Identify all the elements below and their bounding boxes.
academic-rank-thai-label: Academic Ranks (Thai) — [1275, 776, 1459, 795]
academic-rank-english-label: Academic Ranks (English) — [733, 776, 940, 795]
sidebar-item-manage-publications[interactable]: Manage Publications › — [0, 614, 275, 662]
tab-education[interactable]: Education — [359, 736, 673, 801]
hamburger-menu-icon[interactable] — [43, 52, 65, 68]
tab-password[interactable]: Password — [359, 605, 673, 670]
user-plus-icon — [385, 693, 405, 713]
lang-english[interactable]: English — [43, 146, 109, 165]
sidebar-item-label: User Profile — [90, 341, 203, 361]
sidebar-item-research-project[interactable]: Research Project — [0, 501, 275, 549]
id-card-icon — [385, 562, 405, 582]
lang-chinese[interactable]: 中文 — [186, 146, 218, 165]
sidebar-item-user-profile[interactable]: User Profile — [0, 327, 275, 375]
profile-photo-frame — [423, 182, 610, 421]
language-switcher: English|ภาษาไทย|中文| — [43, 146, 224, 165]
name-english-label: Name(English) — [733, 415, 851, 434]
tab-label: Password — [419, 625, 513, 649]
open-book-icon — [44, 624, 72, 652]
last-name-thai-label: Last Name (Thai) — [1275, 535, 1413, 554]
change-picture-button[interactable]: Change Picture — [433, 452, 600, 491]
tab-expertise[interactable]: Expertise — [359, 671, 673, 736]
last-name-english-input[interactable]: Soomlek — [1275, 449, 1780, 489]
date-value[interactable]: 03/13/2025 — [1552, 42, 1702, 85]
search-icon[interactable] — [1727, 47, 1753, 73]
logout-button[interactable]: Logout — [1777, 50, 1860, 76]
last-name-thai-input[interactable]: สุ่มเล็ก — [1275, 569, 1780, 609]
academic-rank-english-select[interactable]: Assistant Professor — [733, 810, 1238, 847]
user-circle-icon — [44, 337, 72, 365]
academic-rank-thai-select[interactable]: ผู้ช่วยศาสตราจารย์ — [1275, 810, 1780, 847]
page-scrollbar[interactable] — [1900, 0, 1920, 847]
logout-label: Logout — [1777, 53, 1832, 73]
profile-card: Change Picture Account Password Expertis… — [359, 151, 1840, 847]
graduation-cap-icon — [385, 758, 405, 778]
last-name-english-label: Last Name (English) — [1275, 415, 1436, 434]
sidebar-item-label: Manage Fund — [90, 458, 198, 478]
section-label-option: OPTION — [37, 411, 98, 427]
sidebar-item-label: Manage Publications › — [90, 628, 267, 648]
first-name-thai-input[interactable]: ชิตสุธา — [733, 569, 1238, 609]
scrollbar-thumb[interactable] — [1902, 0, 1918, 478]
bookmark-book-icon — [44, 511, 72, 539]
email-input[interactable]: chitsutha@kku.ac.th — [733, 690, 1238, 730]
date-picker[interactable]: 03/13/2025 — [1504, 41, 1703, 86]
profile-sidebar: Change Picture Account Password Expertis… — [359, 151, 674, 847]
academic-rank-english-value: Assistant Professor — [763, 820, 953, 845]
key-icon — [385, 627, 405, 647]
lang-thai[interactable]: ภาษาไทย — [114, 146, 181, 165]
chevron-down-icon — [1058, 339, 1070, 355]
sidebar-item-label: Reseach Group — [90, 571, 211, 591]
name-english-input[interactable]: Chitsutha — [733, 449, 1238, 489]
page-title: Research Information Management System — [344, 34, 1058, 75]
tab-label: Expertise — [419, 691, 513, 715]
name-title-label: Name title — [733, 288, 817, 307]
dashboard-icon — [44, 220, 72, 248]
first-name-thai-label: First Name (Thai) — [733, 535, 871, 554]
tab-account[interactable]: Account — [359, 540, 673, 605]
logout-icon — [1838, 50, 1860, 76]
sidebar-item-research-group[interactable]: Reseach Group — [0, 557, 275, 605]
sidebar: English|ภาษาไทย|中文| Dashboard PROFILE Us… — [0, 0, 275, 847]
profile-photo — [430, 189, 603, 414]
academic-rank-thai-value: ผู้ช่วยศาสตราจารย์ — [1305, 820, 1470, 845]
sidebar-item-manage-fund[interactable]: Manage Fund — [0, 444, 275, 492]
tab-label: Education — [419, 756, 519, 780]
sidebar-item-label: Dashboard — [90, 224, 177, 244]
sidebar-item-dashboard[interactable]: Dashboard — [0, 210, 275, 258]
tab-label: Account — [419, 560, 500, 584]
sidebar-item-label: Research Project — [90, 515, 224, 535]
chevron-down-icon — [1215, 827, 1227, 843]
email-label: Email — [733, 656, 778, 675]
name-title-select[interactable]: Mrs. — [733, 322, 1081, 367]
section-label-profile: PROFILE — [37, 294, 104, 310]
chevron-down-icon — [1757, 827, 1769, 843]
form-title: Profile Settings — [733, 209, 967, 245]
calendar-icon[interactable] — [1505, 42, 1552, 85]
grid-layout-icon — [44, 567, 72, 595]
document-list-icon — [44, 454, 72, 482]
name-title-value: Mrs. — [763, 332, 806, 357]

------------------------

— STATED PROBLEM —
List every line from the material above that contains the string "select", copying each line in full.

— TASK ANSWER —
academic-rank-english-select[interactable]: Assistant Professor — [733, 810, 1238, 847]
academic-rank-thai-select[interactable]: ผู้ช่วยศาสตราจารย์ — [1275, 810, 1780, 847]
name-title-select[interactable]: Mrs. — [733, 322, 1081, 367]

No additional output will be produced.